Start of RECORDS FOR THE EXERCISE

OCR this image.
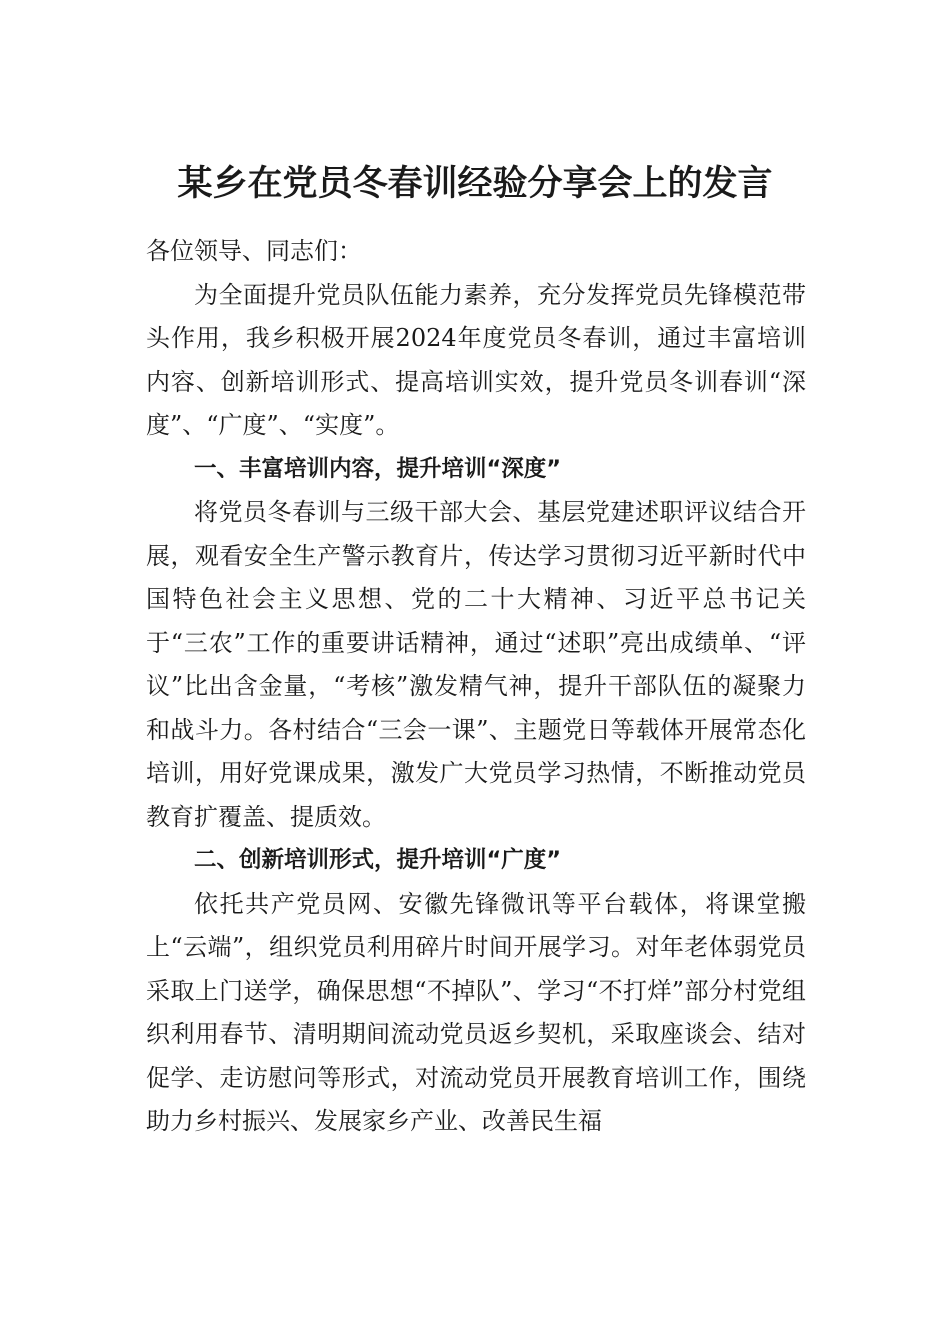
某乡在党员冬春训经验分享会上的发言

各位领导、同志们：

为全面提升党员队伍能力素养，充分发挥党员先锋模范带头作用，我乡积极开展2024年度党员冬春训，通过丰富培训内容、创新培训形式、提高培训实效，提升党员冬训春训“深度”、“广度”、“实度”。

一、丰富培训内容，提升培训“深度”

将党员冬春训与三级干部大会、基层党建述职评议结合开展，观看安全生产警示教育片，传达学习贯彻习近平新时代中国特色社会主义思想、党的二十大精神、习近平总书记关于“三农”工作的重要讲话精神，通过“述职”亮出成绩单、“评议”比出含金量，“考核”激发精气神，提升干部队伍的凝聚力和战斗力。各村结合“三会一课”、主题党日等载体开展常态化培训，用好党课成果，激发广大党员学习热情，不断推动党员教育扩覆盖、提质效。

二、创新培训形式，提升培训“广度”

依托共产党员网、安徽先锋微讯等平台载体，将课堂搬上“云端”，组织党员利用碎片时间开展学习。对年老体弱党员采取上门送学，确保思想“不掉队”、学习“不打烊”部分村党组织利用春节、清明期间流动党员返乡契机，采取座谈会、结对促学、走访慰问等形式，对流动党员开展教育培训工作，围绕助力乡村振兴、发展家乡产业、改善民生福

End of RECORDS FOR THE EXERCISE

**REQUIREMENTS:**
Every line of the records that includes the word "创新培训形式" should be gathered.

**TASK ANSWER:**
为全面提升党员队伍能力素养，充分发挥党员先锋模范带头作用，我乡积极开展2024年度党员冬春训，通过丰富培训内容、创新培训形式、提高培训实效，提升党员冬训春训“深度”、“广度”、“实度”。
二、创新培训形式，提升培训“广度”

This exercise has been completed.